----- FRAGMENTO

El 18 de enero, en el barrio de Baibuting de Wuhan se celebró una cena a la canasta con cuarenta mil participantes en honor del dios de la cocina, y con la intención de aparecer en el Libro Guinness de los récords debido al número de platos servidos.15 El alcalde de Wuhan le dijo posteriormente a un entrevistador de la televisión, después de que se hubiera prohibido todo tipo de concentraciones en Wuhan, que la fiesta se permitió porque aún creían que la transmisión de humano a humano era limitada.16

Entonces apareció un caso local en Tailandia. «Me juego el cuello a que a estas alturas podría haber ya una transmisión significativa en marcha de este nuevo coronavirus», escribía Pollack en ProMED; pero no se informaba de la mayoría de los casos, porque eran leves y no se reconocían como tales. Al hilo de lo ya expuesto, escribió: «Ni que decir tiene que espero estar en lo cierto al respecto».17

El 20 de enero se informaba de casos en toda China, Japón, Tailandia y Corea del Sur. Pollack echó el resto y escribió con irritación: «Se está haciendo más difícil llegar a la conclusión de que ha habido una transmisión limitada de persona a persona, pues el número de casos va en aumento».18

A los científicos chinos también se les estaba agotando la paciencia. El mismo 20 de enero, Yi Guan, un virólogo de la Universidad de Hong Kong que había participado en el descubrimiento del virus del SARS, le decía a la revista china Caixin que el brote de Wuhan se comportaba como el SARS: se extendía entre las personas.19

Y también ese día, el presidente chino Xi Jinping hizo por fin una declaración pública, y le dijo a la gente que tomara medidas para detener la expansión del virus durante las inminentes vacaciones del año nuevo lunar. Zhong Nanshan, un epidemiólogo a quien se conocía como el «héroe del SARS» por haber colaborado en el descubrimiento del virus del SARS en 2003 (y por haber dicho públicamente que estaba fuera de control, cuando Beijing sostenía lo contrario), dirigía la investigación gubernamental. Después del discurso de Xi, Zhong le dijo a la Televisión Central de China que el virus se transmitía de persona a persona.

----------
----- DATOS EXTRAÍDOS

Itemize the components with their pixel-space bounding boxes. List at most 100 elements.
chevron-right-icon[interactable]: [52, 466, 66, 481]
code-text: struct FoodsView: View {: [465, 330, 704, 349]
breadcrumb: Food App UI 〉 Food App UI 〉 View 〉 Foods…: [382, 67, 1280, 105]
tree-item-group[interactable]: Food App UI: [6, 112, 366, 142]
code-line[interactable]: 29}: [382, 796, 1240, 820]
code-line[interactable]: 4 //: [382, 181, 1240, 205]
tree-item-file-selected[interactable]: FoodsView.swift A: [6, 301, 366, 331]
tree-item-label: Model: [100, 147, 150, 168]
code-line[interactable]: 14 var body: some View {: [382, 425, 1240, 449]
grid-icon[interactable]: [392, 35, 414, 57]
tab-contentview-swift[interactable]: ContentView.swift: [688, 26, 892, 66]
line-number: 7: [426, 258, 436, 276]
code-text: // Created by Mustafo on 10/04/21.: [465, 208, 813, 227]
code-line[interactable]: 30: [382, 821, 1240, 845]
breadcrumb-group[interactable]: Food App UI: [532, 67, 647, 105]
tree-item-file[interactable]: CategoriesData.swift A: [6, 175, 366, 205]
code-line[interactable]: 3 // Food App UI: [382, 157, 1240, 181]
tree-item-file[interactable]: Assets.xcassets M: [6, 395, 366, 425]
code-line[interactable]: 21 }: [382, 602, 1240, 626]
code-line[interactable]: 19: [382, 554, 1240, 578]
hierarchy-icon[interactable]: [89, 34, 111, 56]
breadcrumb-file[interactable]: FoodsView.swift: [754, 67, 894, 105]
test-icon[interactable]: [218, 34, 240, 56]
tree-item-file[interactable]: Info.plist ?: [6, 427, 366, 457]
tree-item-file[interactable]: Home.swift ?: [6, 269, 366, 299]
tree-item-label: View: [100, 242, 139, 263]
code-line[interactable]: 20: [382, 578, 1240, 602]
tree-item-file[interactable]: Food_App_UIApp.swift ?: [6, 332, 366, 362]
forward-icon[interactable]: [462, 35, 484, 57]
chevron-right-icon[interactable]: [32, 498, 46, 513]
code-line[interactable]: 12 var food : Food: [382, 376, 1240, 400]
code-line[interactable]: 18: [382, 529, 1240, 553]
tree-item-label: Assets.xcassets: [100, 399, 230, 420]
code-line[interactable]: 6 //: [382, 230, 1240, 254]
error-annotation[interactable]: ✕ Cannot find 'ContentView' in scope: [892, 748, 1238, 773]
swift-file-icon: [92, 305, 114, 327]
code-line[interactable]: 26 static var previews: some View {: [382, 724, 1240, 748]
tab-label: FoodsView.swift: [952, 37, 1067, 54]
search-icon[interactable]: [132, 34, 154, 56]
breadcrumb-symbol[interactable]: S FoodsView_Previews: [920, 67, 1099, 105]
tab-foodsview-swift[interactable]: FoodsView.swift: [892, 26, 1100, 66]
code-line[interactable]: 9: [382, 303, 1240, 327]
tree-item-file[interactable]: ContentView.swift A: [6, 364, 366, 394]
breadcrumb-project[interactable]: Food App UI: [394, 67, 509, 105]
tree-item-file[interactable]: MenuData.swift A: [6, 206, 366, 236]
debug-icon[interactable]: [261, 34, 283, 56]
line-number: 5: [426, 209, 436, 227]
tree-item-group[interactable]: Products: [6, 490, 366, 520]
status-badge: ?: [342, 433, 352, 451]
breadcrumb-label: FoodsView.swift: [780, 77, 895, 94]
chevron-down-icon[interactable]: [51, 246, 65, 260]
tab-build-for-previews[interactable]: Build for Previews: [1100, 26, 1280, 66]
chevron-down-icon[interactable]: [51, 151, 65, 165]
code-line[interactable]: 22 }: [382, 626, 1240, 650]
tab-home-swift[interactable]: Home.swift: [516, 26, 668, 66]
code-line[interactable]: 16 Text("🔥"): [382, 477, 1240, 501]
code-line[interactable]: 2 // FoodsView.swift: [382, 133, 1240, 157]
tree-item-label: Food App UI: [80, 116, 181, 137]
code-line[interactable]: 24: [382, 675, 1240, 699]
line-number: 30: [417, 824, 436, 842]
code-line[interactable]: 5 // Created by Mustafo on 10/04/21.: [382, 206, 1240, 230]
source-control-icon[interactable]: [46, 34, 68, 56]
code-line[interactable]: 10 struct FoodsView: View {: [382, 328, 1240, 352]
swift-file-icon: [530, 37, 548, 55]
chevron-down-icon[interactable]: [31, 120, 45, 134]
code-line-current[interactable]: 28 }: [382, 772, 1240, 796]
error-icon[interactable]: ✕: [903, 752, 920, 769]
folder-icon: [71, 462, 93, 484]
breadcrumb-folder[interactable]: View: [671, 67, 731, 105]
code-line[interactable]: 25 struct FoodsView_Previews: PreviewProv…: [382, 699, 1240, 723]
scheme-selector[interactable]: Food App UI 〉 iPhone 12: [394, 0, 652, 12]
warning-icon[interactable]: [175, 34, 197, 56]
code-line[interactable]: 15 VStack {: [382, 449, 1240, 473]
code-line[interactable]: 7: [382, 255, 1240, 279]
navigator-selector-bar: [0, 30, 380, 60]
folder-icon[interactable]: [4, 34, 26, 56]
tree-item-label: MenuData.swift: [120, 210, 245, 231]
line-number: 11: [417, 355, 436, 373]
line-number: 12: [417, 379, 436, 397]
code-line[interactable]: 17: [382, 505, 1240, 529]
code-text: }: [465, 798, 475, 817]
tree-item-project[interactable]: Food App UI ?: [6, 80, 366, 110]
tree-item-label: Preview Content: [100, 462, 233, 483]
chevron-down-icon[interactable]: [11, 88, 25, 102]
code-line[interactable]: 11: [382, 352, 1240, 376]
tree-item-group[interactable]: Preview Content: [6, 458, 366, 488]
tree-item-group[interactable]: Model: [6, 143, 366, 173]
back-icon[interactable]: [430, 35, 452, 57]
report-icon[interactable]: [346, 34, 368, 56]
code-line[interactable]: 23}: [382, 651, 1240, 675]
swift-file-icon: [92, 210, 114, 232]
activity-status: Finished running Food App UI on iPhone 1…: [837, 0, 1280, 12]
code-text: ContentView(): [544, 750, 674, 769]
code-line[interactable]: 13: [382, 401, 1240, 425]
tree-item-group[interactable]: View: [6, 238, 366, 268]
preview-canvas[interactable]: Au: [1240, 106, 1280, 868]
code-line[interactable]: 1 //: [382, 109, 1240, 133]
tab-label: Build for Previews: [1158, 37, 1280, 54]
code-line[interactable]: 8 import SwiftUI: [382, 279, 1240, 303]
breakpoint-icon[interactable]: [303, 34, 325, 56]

----------

| INSTRUCCIONES |
Resume en dos oraciones el fragmento sobre la propagación inicial del coronavirus de Wuhan. Este material no guarda relación con el fragmento.

| RESULTADO |
En enero, mientras en Wuhan se celebraba una cena multitudinaria porque aún se creía que la transmisión entre humanos era limitada, Pollack advertía en ProMED de una posible transmisión significativa, y se informaba de casos en toda China, Japón, Tailandia y Corea del Sur. El 20 de enero, el virólogo Yi Guan afirmó que el brote se extendía entre personas como el SARS, Xi Jinping pidió medidas para detener el virus y Zhong Nanshan declaró que se transmitía de persona a persona.